Work to be completed:
Every line of the material that follows must be printed again exactly.
--- Start Information shown ---
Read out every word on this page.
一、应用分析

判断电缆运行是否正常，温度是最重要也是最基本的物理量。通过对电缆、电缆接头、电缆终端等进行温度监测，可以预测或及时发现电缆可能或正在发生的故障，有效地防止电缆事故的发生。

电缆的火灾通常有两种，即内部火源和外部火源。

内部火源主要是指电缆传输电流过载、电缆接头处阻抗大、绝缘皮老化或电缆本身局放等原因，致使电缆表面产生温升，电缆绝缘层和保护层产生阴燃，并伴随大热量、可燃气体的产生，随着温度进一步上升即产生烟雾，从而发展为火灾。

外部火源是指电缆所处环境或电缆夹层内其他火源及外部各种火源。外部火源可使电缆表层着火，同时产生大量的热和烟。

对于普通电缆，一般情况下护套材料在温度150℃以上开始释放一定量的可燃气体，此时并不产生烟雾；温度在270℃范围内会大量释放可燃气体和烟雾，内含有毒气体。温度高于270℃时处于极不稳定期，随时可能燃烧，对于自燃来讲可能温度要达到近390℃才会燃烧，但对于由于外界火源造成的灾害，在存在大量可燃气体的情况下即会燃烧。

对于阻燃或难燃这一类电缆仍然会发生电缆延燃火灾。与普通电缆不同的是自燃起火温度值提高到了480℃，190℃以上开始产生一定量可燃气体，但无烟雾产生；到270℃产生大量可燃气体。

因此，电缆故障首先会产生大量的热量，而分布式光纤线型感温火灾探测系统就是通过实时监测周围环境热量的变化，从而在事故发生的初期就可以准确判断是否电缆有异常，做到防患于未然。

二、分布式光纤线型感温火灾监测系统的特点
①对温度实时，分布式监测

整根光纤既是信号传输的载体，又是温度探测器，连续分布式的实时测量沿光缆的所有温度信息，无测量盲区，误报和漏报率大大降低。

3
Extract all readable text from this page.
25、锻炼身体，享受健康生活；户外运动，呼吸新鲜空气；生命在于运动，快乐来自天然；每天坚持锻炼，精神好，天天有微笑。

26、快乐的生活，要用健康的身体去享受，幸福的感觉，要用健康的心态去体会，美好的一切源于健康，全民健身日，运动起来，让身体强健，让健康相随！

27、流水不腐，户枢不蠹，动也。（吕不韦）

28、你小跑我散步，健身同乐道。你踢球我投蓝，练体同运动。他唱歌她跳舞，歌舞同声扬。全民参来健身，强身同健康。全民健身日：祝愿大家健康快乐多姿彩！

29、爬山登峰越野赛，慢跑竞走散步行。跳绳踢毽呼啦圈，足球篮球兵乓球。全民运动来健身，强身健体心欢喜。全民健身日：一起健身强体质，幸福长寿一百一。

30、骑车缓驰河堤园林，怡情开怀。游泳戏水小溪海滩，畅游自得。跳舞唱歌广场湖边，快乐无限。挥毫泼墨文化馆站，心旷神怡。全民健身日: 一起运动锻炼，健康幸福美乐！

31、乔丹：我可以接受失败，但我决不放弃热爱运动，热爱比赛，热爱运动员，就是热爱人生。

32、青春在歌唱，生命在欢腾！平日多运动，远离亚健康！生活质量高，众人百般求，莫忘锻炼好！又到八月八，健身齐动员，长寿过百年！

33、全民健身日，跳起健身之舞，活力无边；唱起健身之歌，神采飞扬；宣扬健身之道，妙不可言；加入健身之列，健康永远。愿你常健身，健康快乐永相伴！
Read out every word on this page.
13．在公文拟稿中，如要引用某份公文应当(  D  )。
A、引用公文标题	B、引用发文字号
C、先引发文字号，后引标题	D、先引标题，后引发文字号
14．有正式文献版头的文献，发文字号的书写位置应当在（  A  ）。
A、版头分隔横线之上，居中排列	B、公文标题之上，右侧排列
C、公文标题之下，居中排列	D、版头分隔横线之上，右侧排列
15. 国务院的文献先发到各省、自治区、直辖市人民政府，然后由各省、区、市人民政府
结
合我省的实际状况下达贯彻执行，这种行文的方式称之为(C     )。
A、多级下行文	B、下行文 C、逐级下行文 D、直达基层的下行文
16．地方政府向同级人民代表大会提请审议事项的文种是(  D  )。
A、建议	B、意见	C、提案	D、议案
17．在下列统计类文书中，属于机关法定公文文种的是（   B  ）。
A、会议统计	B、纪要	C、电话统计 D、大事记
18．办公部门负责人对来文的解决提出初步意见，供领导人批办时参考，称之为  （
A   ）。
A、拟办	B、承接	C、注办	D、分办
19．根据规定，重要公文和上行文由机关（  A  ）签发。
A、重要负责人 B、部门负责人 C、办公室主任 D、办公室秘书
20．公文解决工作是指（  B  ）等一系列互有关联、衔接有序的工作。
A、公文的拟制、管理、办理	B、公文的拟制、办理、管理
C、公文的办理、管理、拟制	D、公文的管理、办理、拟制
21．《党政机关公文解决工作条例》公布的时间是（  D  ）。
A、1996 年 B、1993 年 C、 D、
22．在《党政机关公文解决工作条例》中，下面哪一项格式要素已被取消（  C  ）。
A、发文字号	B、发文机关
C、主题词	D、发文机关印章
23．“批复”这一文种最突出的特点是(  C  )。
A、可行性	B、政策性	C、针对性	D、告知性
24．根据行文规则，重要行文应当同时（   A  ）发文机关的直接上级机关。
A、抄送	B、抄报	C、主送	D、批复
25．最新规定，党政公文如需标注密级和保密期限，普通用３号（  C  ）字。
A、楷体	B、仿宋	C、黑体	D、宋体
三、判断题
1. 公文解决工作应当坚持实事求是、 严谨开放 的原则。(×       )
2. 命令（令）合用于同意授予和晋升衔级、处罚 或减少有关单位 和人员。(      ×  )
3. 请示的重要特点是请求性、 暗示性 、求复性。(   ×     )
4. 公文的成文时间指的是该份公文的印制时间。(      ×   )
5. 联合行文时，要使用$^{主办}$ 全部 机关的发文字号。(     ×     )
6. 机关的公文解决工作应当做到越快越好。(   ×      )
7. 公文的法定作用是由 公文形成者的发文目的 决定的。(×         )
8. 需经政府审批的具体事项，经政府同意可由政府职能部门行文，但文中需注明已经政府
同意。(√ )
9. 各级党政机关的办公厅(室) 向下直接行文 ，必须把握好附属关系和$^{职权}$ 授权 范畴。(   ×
--- End Information shown ---
Answer below:
Read out every word on this page.
一、应用分析

判断电缆运行是否正常，温度是最重要也是最基本的物理量。通过对电缆、电缆接头、电缆终端等进行温度监测，可以预测或及时发现电缆可能或正在发生的故障，有效地防止电缆事故的发生。

电缆的火灾通常有两种，即内部火源和外部火源。

内部火源主要是指电缆传输电流过载、电缆接头处阻抗大、绝缘皮老化或电缆本身局放等原因，致使电缆表面产生温升，电缆绝缘层和保护层产生阴燃，并伴随大热量、可燃气体的产生，随着温度进一步上升即产生烟雾，从而发展为火灾。

外部火源是指电缆所处环境或电缆夹层内其他火源及外部各种火源。外部火源可使电缆表层着火，同时产生大量的热和烟。

对于普通电缆，一般情况下护套材料在温度150℃以上开始释放一定量的可燃气体，此时并不产生烟雾；温度在270℃范围内会大量释放可燃气体和烟雾，内含有毒气体。温度高于270℃时处于极不稳定期，随时可能燃烧，对于自燃来讲可能温度要达到近390℃才会燃烧，但对于由于外界火源造成的灾害，在存在大量可燃气体的情况下即会燃烧。

对于阻燃或难燃这一类电缆仍然会发生电缆延燃火灾。与普通电缆不同的是自燃起火温度值提高到了480℃，190℃以上开始产生一定量可燃气体，但无烟雾产生；到270℃产生大量可燃气体。

因此，电缆故障首先会产生大量的热量，而分布式光纤线型感温火灾探测系统就是通过实时监测周围环境热量的变化，从而在事故发生的初期就可以准确判断是否电缆有异常，做到防患于未然。

二、分布式光纤线型感温火灾监测系统的特点
①对温度实时，分布式监测

整根光纤既是信号传输的载体，又是温度探测器，连续分布式的实时测量沿光缆的所有温度信息，无测量盲区，误报和漏报率大大降低。

3
Extract all readable text from this page.
25、锻炼身体，享受健康生活；户外运动，呼吸新鲜空气；生命在于运动，快乐来自天然；每天坚持锻炼，精神好，天天有微笑。

26、快乐的生活，要用健康的身体去享受，幸福的感觉，要用健康的心态去体会，美好的一切源于健康，全民健身日，运动起来，让身体强健，让健康相随！

27、流水不腐，户枢不蠹，动也。（吕不韦）

28、你小跑我散步，健身同乐道。你踢球我投蓝，练体同运动。他唱歌她跳舞，歌舞同声扬。全民参来健身，强身同健康。全民健身日：祝愿大家健康快乐多姿彩！

29、爬山登峰越野赛，慢跑竞走散步行。跳绳踢毽呼啦圈，足球篮球兵乓球。全民运动来健身，强身健体心欢喜。全民健身日：一起健身强体质，幸福长寿一百一。

30、骑车缓驰河堤园林，怡情开怀。游泳戏水小溪海滩，畅游自得。跳舞唱歌广场湖边，快乐无限。挥毫泼墨文化馆站，心旷神怡。全民健身日: 一起运动锻炼，健康幸福美乐！

31、乔丹：我可以接受失败，但我决不放弃热爱运动，热爱比赛，热爱运动员，就是热爱人生。

32、青春在歌唱，生命在欢腾！平日多运动，远离亚健康！生活质量高，众人百般求，莫忘锻炼好！又到八月八，健身齐动员，长寿过百年！

33、全民健身日，跳起健身之舞，活力无边；唱起健身之歌，神采飞扬；宣扬健身之道，妙不可言；加入健身之列，健康永远。愿你常健身，健康快乐永相伴！
Read out every word on this page.
13．在公文拟稿中，如要引用某份公文应当(  D  )。
A、引用公文标题	B、引用发文字号
C、先引发文字号，后引标题	D、先引标题，后引发文字号
14．有正式文献版头的文献，发文字号的书写位置应当在（  A  ）。
A、版头分隔横线之上，居中排列	B、公文标题之上，右侧排列
C、公文标题之下，居中排列	D、版头分隔横线之上，右侧排列
15. 国务院的文献先发到各省、自治区、直辖市人民政府，然后由各省、区、市人民政府
结
合我省的实际状况下达贯彻执行，这种行文的方式称之为(C     )。
A、多级下行文	B、下行文 C、逐级下行文 D、直达基层的下行文
16．地方政府向同级人民代表大会提请审议事项的文种是(  D  )。
A、建议	B、意见	C、提案	D、议案
17．在下列统计类文书中，属于机关法定公文文种的是（   B  ）。
A、会议统计	B、纪要	C、电话统计 D、大事记
18．办公部门负责人对来文的解决提出初步意见，供领导人批办时参考，称之为  （
A   ）。
A、拟办	B、承接	C、注办	D、分办
19．根据规定，重要公文和上行文由机关（  A  ）签发。
A、重要负责人 B、部门负责人 C、办公室主任 D、办公室秘书
20．公文解决工作是指（  B  ）等一系列互有关联、衔接有序的工作。
A、公文的拟制、管理、办理	B、公文的拟制、办理、管理
C、公文的办理、管理、拟制	D、公文的管理、办理、拟制
21．《党政机关公文解决工作条例》公布的时间是（  D  ）。
A、1996 年 B、1993 年 C、 D、
22．在《党政机关公文解决工作条例》中，下面哪一项格式要素已被取消（  C  ）。
A、发文字号	B、发文机关
C、主题词	D、发文机关印章
23．“批复”这一文种最突出的特点是(  C  )。
A、可行性	B、政策性	C、针对性	D、告知性
24．根据行文规则，重要行文应当同时（   A  ）发文机关的直接上级机关。
A、抄送	B、抄报	C、主送	D、批复
25．最新规定，党政公文如需标注密级和保密期限，普通用３号（  C  ）字。
A、楷体	B、仿宋	C、黑体	D、宋体
三、判断题
1. 公文解决工作应当坚持实事求是、 严谨开放 的原则。(×       )
2. 命令（令）合用于同意授予和晋升衔级、处罚 或减少有关单位 和人员。(      ×  )
3. 请示的重要特点是请求性、 暗示性 、求复性。(   ×     )
4. 公文的成文时间指的是该份公文的印制时间。(      ×   )
5. 联合行文时，要使用$^{主办}$ 全部 机关的发文字号。(     ×     )
6. 机关的公文解决工作应当做到越快越好。(   ×      )
7. 公文的法定作用是由 公文形成者的发文目的 决定的。(×         )
8. 需经政府审批的具体事项，经政府同意可由政府职能部门行文，但文中需注明已经政府
同意。(√ )
9. 各级党政机关的办公厅(室) 向下直接行文 ，必须把握好附属关系和$^{职权}$ 授权 范畴。(   ×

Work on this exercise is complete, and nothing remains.